Begin Task data
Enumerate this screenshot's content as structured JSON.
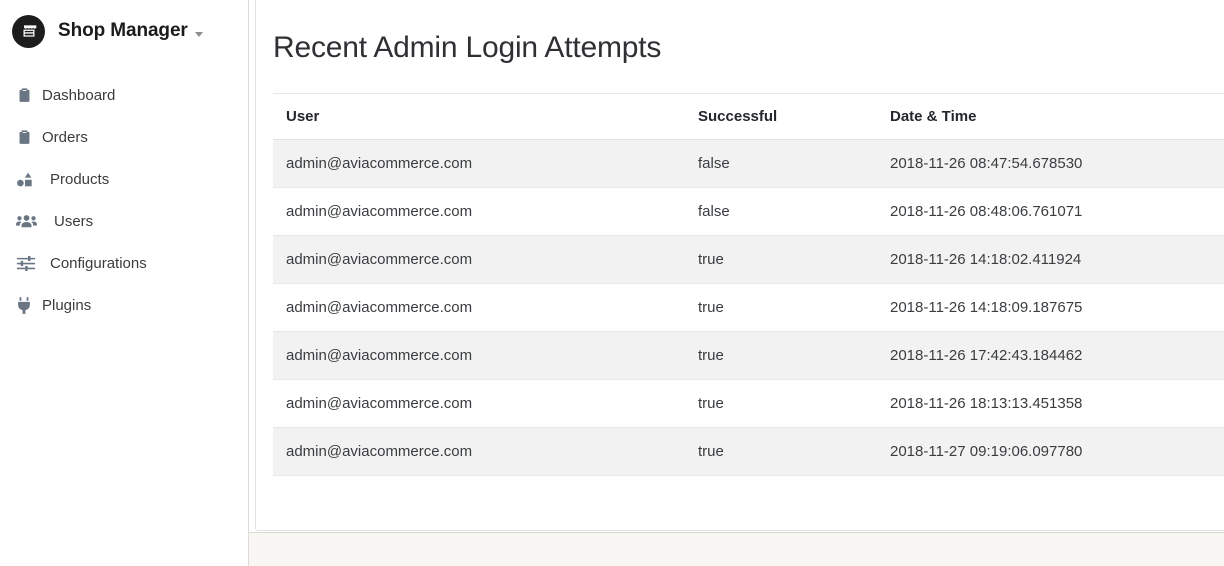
{
  "sidebar": {
    "brand": {
      "title": "Shop Manager",
      "logo_icon": "shop-store-icon",
      "caret_icon": "chevron-down-icon"
    },
    "items": [
      {
        "label": "Dashboard",
        "icon": "clipboard-list-icon"
      },
      {
        "label": "Orders",
        "icon": "clipboard-list-icon"
      },
      {
        "label": "Products",
        "icon": "shapes-icon"
      },
      {
        "label": "Users",
        "icon": "users-group-icon"
      },
      {
        "label": "Configurations",
        "icon": "sliders-icon"
      },
      {
        "label": "Plugins",
        "icon": "plug-icon"
      }
    ]
  },
  "main": {
    "page_title": "Recent Admin Login Attempts",
    "table": {
      "columns": [
        "User",
        "Successful",
        "Date & Time"
      ],
      "rows": [
        {
          "user": "admin@aviacommerce.com",
          "successful": "false",
          "datetime": "2018-11-26 08:47:54.678530"
        },
        {
          "user": "admin@aviacommerce.com",
          "successful": "false",
          "datetime": "2018-11-26 08:48:06.761071"
        },
        {
          "user": "admin@aviacommerce.com",
          "successful": "true",
          "datetime": "2018-11-26 14:18:02.411924"
        },
        {
          "user": "admin@aviacommerce.com",
          "successful": "true",
          "datetime": "2018-11-26 14:18:09.187675"
        },
        {
          "user": "admin@aviacommerce.com",
          "successful": "true",
          "datetime": "2018-11-26 17:42:43.184462"
        },
        {
          "user": "admin@aviacommerce.com",
          "successful": "true",
          "datetime": "2018-11-26 18:13:13.451358"
        },
        {
          "user": "admin@aviacommerce.com",
          "successful": "true",
          "datetime": "2018-11-27 09:19:06.097780"
        }
      ]
    }
  },
  "colors": {
    "logo_background": "#1d1d1d",
    "row_stripe": "#f2f2f2",
    "footer_background": "#f8f7f3",
    "sidebar_border": "#dcdcdc",
    "icon_gray": "#6b7684"
  }
}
End Task data
What you need to do — Return every line of the records exactly as given, pictures excluded.

Answer to this task —
Enumerate this screenshot's content as structured JSON.
{
  "sidebar": {
    "brand": {
      "title": "Shop Manager",
      "logo_icon": "shop-store-icon",
      "caret_icon": "chevron-down-icon"
    },
    "items": [
      {
        "label": "Dashboard",
        "icon": "clipboard-list-icon"
      },
      {
        "label": "Orders",
        "icon": "clipboard-list-icon"
      },
      {
        "label": "Products",
        "icon": "shapes-icon"
      },
      {
        "label": "Users",
        "icon": "users-group-icon"
      },
      {
        "label": "Configurations",
        "icon": "sliders-icon"
      },
      {
        "label": "Plugins",
        "icon": "plug-icon"
      }
    ]
  },
  "main": {
    "page_title": "Recent Admin Login Attempts",
    "table": {
      "columns": [
        "User",
        "Successful",
        "Date & Time"
      ],
      "rows": [
        {
          "user": "admin@aviacommerce.com",
          "successful": "false",
          "datetime": "2018-11-26 08:47:54.678530"
        },
        {
          "user": "admin@aviacommerce.com",
          "successful": "false",
          "datetime": "2018-11-26 08:48:06.761071"
        },
        {
          "user": "admin@aviacommerce.com",
          "successful": "true",
          "datetime": "2018-11-26 14:18:02.411924"
        },
        {
          "user": "admin@aviacommerce.com",
          "successful": "true",
          "datetime": "2018-11-26 14:18:09.187675"
        },
        {
          "user": "admin@aviacommerce.com",
          "successful": "true",
          "datetime": "2018-11-26 17:42:43.184462"
        },
        {
          "user": "admin@aviacommerce.com",
          "successful": "true",
          "datetime": "2018-11-26 18:13:13.451358"
        },
        {
          "user": "admin@aviacommerce.com",
          "successful": "true",
          "datetime": "2018-11-27 09:19:06.097780"
        }
      ]
    }
  },
  "colors": {
    "logo_background": "#1d1d1d",
    "row_stripe": "#f2f2f2",
    "footer_background": "#f8f7f3",
    "sidebar_border": "#dcdcdc",
    "icon_gray": "#6b7684"
  }
}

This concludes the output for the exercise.